Task brief:
From the records, pick out and copy each line containing "Primärer".

Recorded information:

--- --- ---

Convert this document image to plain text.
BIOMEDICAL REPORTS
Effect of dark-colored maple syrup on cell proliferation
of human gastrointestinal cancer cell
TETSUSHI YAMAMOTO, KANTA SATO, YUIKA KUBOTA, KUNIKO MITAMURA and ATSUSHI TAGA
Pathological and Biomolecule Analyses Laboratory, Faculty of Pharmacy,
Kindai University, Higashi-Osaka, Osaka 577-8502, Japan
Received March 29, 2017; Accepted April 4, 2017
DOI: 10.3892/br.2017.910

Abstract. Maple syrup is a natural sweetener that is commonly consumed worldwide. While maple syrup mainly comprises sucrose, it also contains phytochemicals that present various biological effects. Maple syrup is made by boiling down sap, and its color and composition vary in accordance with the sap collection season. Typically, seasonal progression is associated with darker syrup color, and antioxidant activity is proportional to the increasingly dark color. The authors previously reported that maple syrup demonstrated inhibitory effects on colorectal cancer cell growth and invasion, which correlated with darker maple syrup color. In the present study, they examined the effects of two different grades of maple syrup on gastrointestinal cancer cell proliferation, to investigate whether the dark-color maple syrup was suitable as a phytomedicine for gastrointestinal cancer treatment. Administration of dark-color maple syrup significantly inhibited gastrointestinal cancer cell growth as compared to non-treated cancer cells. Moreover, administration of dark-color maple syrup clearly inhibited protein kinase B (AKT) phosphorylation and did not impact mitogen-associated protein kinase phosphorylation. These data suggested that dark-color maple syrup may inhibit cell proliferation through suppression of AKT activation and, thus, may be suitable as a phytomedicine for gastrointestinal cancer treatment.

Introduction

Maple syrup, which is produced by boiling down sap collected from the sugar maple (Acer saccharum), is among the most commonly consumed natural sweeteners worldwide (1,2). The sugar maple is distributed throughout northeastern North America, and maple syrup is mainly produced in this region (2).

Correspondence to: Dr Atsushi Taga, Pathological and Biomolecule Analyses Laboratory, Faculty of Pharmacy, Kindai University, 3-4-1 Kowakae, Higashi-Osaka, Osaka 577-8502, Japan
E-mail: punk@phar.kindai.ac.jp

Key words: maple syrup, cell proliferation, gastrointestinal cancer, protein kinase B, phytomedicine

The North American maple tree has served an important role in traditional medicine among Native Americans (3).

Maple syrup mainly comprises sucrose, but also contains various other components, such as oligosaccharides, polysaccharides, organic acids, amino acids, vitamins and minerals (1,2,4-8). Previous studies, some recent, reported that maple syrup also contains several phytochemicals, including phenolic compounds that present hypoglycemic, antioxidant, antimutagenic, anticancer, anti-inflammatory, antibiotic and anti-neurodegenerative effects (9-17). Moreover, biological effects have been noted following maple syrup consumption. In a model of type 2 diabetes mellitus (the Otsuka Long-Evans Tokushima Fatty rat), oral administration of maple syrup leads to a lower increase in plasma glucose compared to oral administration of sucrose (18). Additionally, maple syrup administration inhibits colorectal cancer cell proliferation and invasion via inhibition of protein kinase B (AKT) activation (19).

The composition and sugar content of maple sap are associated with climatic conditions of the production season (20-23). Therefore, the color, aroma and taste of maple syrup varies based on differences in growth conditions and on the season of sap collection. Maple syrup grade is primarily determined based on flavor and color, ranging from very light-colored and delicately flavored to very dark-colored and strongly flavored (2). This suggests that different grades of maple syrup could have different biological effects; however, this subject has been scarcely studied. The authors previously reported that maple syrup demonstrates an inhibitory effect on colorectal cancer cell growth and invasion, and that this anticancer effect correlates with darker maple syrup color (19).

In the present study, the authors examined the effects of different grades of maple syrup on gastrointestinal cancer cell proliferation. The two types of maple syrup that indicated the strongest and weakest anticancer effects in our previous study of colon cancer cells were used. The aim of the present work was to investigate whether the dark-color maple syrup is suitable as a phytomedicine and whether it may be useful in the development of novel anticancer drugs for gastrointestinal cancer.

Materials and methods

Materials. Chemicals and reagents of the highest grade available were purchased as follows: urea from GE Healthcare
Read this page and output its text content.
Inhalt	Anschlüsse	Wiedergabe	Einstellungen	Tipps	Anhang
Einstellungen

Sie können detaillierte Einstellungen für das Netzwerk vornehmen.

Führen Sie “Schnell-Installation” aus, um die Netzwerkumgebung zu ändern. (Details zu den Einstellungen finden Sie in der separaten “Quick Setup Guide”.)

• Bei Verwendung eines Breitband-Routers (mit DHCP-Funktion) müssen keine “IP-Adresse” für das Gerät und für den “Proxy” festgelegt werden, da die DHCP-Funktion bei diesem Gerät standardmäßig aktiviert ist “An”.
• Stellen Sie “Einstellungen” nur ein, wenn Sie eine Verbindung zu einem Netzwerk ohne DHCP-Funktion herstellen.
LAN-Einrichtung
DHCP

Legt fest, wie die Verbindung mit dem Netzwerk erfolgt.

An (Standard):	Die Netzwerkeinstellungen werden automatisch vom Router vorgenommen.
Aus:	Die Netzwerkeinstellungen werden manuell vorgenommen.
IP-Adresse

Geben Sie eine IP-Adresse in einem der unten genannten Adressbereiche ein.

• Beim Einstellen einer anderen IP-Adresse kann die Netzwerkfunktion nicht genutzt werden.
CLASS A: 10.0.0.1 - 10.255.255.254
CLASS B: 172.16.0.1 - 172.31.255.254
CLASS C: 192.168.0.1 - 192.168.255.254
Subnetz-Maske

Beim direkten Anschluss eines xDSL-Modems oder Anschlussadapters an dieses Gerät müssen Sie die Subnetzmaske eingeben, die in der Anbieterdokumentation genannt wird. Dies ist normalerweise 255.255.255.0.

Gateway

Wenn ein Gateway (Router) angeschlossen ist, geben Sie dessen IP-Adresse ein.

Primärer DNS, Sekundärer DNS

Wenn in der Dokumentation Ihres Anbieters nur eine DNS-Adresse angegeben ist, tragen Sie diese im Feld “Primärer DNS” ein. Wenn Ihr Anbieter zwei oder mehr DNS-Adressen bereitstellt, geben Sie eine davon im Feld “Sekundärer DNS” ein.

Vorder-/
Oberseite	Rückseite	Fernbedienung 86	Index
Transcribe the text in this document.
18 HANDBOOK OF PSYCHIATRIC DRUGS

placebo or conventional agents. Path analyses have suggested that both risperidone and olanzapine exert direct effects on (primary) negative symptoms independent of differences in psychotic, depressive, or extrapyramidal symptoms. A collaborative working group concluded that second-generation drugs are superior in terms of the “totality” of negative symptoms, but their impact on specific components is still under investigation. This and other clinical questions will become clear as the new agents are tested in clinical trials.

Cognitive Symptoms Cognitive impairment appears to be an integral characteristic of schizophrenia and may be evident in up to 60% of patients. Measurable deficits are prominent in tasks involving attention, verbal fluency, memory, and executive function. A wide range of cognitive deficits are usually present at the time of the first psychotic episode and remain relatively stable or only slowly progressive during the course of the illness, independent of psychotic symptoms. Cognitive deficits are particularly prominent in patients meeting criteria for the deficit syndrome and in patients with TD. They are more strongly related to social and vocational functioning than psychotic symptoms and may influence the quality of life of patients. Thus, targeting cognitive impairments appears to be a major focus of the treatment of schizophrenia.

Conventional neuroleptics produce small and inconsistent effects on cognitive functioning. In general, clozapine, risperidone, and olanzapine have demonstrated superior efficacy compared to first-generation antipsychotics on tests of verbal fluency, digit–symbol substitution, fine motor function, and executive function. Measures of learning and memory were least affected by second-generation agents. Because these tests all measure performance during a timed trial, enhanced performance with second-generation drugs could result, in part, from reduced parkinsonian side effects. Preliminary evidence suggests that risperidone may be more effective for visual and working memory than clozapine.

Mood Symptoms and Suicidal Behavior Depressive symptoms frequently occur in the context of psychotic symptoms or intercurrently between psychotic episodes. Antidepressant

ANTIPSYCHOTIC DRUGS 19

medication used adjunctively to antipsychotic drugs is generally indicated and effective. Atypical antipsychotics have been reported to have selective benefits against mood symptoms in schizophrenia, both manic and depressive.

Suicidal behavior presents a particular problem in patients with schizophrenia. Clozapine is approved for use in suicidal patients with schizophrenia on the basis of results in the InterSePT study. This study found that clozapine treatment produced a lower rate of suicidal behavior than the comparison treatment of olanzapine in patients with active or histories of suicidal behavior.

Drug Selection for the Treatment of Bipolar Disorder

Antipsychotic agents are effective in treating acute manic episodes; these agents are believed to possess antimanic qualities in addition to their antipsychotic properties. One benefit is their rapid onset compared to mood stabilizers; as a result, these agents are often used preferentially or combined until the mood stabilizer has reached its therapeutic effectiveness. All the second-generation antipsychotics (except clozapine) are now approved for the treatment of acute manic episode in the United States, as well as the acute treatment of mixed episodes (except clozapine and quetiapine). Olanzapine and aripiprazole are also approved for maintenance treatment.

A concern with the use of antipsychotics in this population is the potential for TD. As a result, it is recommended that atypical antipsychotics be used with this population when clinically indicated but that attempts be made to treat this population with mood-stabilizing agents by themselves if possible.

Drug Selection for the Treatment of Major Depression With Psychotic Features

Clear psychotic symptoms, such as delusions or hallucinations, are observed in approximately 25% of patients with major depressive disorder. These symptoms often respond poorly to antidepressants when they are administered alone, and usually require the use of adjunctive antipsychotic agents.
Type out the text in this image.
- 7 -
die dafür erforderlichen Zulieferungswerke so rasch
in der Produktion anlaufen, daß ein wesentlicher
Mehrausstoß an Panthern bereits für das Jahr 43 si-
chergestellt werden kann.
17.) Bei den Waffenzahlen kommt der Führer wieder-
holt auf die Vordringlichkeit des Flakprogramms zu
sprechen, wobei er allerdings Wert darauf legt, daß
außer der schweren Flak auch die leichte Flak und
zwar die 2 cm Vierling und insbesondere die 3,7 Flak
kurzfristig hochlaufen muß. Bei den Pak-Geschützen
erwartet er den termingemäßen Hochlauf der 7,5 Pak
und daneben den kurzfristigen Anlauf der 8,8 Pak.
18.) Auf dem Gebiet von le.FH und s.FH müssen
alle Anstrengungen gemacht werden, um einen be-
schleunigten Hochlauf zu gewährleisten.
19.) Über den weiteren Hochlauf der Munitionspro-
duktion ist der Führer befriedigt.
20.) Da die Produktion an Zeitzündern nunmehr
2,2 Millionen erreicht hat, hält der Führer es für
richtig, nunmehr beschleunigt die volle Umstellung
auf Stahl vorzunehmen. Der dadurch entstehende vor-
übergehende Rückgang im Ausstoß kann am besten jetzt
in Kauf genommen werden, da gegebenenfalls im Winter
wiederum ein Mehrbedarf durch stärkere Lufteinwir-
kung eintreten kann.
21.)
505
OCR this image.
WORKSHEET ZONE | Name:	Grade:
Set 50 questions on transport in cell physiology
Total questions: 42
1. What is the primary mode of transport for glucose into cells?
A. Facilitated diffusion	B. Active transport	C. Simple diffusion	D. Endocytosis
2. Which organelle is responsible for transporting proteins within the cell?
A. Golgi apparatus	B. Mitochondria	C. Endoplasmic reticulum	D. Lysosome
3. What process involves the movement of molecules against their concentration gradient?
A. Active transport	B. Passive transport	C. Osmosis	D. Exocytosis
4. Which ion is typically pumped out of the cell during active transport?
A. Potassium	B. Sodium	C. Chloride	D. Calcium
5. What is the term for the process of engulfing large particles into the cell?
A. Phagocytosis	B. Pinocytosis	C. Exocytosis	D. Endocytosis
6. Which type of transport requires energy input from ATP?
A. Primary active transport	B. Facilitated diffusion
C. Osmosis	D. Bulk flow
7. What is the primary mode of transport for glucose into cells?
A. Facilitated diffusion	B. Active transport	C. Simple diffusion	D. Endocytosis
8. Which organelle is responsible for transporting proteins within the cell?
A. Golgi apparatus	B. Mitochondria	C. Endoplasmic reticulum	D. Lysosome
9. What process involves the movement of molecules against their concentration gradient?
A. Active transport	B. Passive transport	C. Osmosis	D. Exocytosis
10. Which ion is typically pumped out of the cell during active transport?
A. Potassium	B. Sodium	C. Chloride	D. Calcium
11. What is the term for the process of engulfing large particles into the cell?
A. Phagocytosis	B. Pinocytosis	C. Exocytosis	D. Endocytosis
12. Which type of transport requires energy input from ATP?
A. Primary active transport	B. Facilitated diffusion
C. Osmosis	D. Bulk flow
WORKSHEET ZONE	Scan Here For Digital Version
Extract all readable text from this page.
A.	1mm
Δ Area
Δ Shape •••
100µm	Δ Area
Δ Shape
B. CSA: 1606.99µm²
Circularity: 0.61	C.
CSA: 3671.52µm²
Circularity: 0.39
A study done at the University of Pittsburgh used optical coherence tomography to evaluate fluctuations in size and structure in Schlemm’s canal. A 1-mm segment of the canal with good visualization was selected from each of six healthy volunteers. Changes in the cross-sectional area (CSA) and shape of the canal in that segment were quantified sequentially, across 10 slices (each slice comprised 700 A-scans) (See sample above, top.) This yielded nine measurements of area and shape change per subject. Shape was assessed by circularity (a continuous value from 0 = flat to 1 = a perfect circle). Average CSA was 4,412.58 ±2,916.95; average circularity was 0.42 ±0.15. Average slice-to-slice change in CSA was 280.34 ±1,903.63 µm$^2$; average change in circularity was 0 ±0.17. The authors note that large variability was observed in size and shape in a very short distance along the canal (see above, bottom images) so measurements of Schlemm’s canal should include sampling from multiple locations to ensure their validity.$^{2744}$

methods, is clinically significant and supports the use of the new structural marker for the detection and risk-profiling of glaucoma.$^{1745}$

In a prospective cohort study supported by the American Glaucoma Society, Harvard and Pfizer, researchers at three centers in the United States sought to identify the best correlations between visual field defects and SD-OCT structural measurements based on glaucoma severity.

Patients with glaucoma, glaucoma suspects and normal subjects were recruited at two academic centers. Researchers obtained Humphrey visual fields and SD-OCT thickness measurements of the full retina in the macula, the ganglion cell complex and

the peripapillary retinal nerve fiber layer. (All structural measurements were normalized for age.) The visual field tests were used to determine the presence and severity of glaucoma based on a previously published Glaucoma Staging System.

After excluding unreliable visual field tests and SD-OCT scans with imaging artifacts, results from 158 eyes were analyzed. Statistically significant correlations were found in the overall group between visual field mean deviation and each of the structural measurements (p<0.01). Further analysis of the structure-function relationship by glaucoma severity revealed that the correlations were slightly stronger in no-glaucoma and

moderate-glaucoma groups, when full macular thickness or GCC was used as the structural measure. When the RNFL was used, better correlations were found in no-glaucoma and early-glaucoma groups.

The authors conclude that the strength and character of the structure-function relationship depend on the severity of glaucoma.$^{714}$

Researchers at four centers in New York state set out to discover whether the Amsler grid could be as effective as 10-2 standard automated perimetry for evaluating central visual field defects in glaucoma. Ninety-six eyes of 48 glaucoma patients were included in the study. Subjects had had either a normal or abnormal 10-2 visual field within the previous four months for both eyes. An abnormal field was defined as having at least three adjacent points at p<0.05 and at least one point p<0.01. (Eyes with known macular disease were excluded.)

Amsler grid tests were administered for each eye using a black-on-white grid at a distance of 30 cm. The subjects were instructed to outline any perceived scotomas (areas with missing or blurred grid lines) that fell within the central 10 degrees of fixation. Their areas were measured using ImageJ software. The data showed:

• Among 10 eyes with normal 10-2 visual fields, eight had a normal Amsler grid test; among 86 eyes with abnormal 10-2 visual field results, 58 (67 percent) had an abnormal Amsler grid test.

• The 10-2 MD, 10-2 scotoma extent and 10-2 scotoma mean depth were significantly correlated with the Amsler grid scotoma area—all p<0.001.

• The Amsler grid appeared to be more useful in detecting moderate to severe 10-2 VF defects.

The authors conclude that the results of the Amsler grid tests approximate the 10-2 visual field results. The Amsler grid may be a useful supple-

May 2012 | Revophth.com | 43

--- --- ---

Response to the task:
Primärer DNS, Sekundärer DNS
Wenn in der Dokumentation Ihres Anbieters nur eine DNS-Adresse angegeben ist, tragen Sie diese im Feld “Primärer DNS” ein. Wenn Ihr Anbieter zwei oder mehr DNS-Adressen bereitstellt, geben Sie eine davon im Feld “Sekundärer DNS” ein.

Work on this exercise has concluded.